* begin MATERIAL FOR THIS EXERCISE *
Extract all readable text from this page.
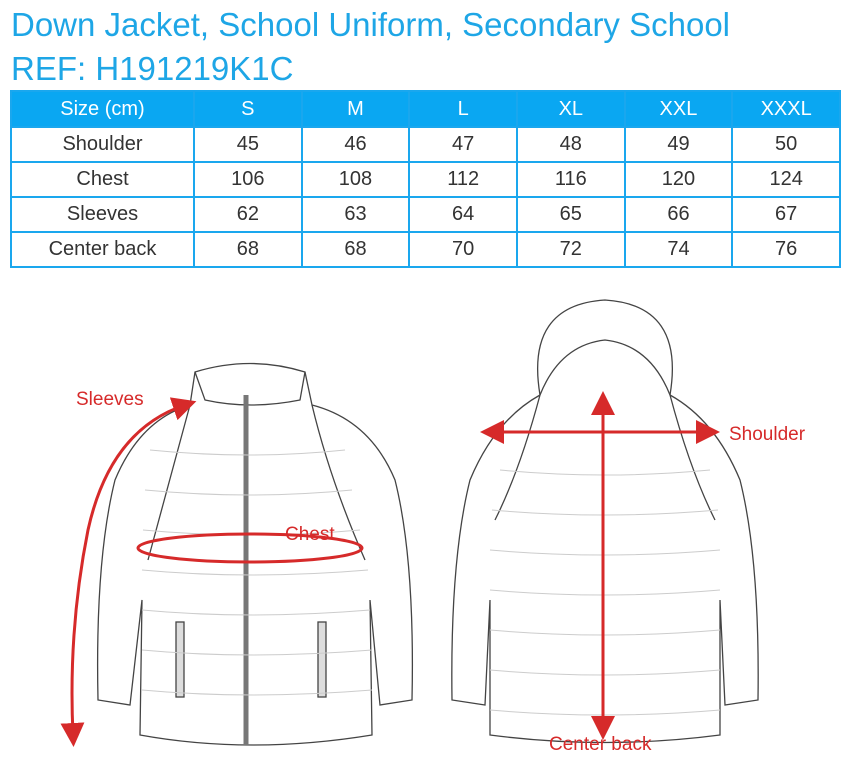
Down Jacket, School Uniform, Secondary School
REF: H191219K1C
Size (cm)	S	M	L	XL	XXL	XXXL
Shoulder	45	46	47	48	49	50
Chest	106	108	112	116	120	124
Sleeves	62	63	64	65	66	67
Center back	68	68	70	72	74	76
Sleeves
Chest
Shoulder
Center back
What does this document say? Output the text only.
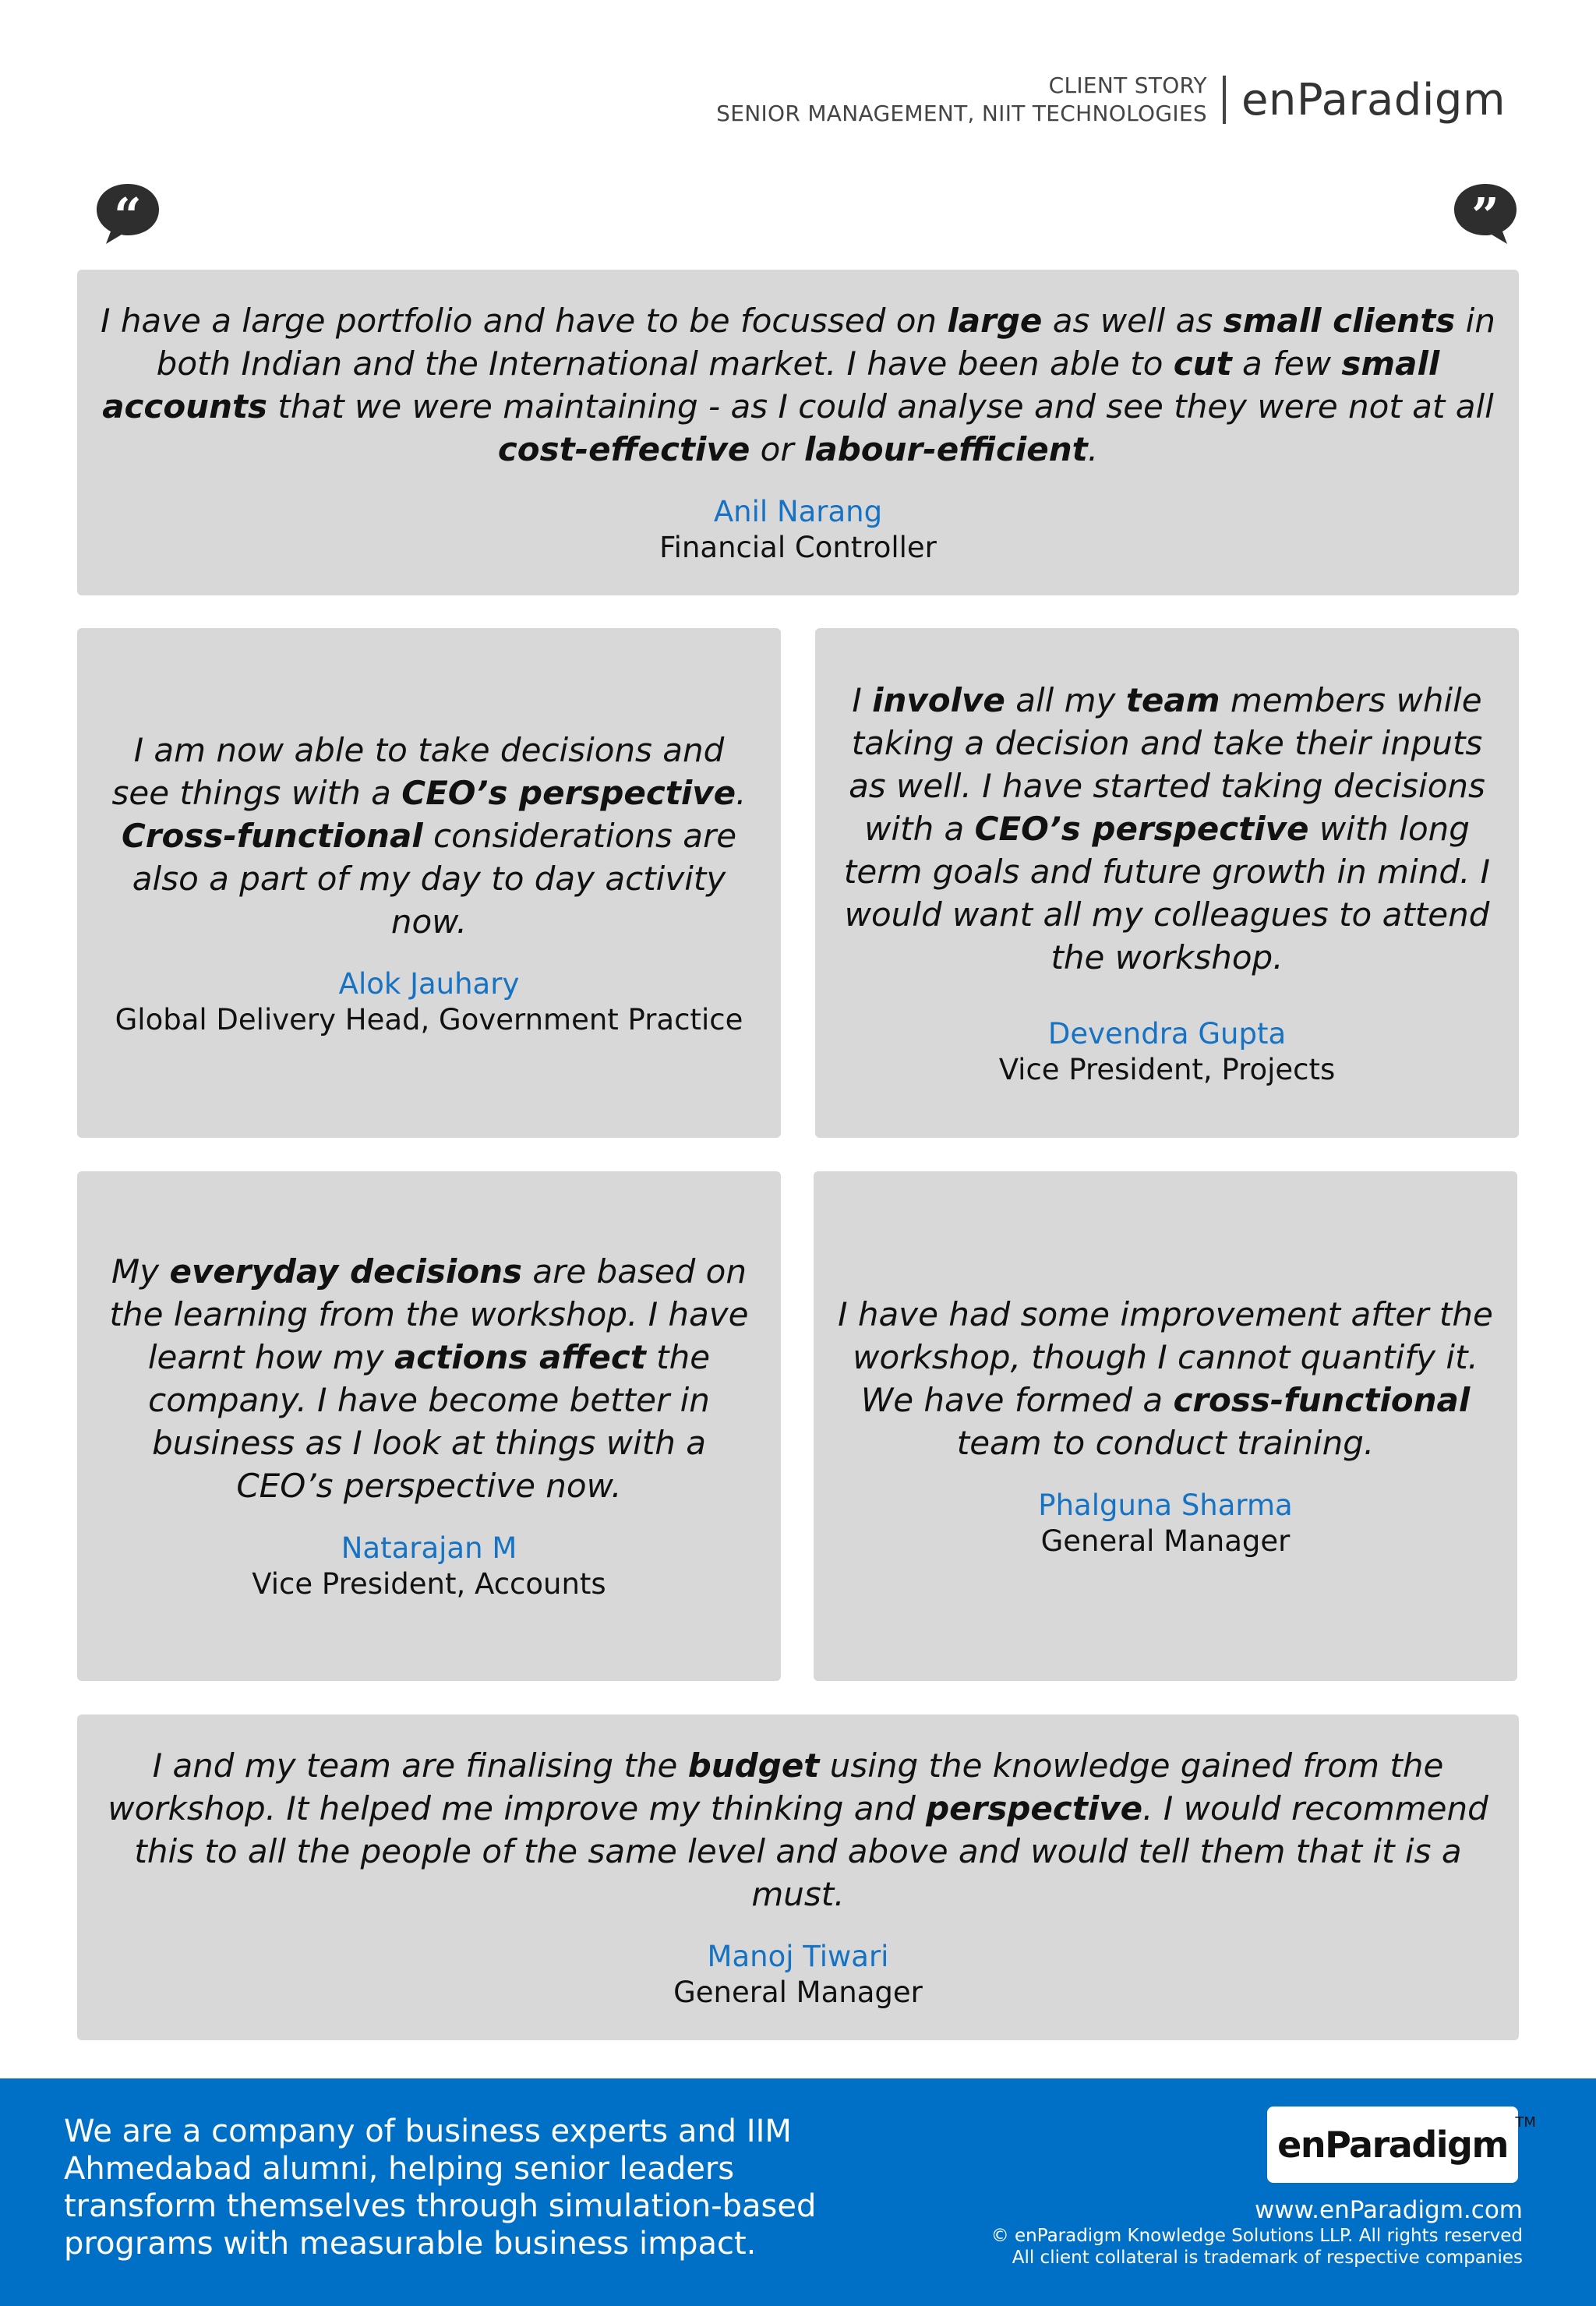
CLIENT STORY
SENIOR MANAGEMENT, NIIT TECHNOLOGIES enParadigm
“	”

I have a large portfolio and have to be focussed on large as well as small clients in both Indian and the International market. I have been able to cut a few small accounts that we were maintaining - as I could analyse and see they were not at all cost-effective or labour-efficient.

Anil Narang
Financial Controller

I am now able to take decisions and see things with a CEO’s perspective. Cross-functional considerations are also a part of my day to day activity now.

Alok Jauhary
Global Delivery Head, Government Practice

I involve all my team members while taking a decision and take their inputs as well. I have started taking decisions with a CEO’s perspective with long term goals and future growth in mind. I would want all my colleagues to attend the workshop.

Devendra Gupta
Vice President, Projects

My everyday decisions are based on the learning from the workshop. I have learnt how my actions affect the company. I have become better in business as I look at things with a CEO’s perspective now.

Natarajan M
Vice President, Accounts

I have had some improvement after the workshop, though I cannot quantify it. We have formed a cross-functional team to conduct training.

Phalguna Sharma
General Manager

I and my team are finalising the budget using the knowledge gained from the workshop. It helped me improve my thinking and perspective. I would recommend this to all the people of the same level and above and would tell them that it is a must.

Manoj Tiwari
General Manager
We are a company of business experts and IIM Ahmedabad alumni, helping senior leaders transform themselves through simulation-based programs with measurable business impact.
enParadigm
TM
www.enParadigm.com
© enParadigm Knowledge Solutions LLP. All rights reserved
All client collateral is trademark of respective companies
* end MATERIAL FOR THIS EXERCISE *
### [TO BE DONE]
Output every entry word for word, but omit the pictures.

### [RESPONSE]
Extract all readable text from this page.
Down Jacket, School Uniform, Secondary School
REF: H191219K1C
Size (cm)	S	M	L	XL	XXL	XXXL
Shoulder	45	46	47	48	49	50
Chest	106	108	112	116	120	124
Sleeves	62	63	64	65	66	67
Center back	68	68	70	72	74	76
Sleeves
Chest
Shoulder
Center back
What does this document say? Output the text only.
CLIENT STORY
SENIOR MANAGEMENT, NIIT TECHNOLOGIES enParadigm
“	”

I have a large portfolio and have to be focussed on large as well as small clients in both Indian and the International market. I have been able to cut a few small accounts that we were maintaining - as I could analyse and see they were not at all cost-effective or labour-efficient.

Anil Narang
Financial Controller

I am now able to take decisions and see things with a CEO’s perspective. Cross-functional considerations are also a part of my day to day activity now.

Alok Jauhary
Global Delivery Head, Government Practice

I involve all my team members while taking a decision and take their inputs as well. I have started taking decisions with a CEO’s perspective with long term goals and future growth in mind. I would want all my colleagues to attend the workshop.

Devendra Gupta
Vice President, Projects

My everyday decisions are based on the learning from the workshop. I have learnt how my actions affect the company. I have become better in business as I look at things with a CEO’s perspective now.

Natarajan M
Vice President, Accounts

I have had some improvement after the workshop, though I cannot quantify it. We have formed a cross-functional team to conduct training.

Phalguna Sharma
General Manager

I and my team are finalising the budget using the knowledge gained from the workshop. It helped me improve my thinking and perspective. I would recommend this to all the people of the same level and above and would tell them that it is a must.

Manoj Tiwari
General Manager
We are a company of business experts and IIM Ahmedabad alumni, helping senior leaders transform themselves through simulation-based programs with measurable business impact.
enParadigm
TM
www.enParadigm.com
© enParadigm Knowledge Solutions LLP. All rights reserved
All client collateral is trademark of respective companies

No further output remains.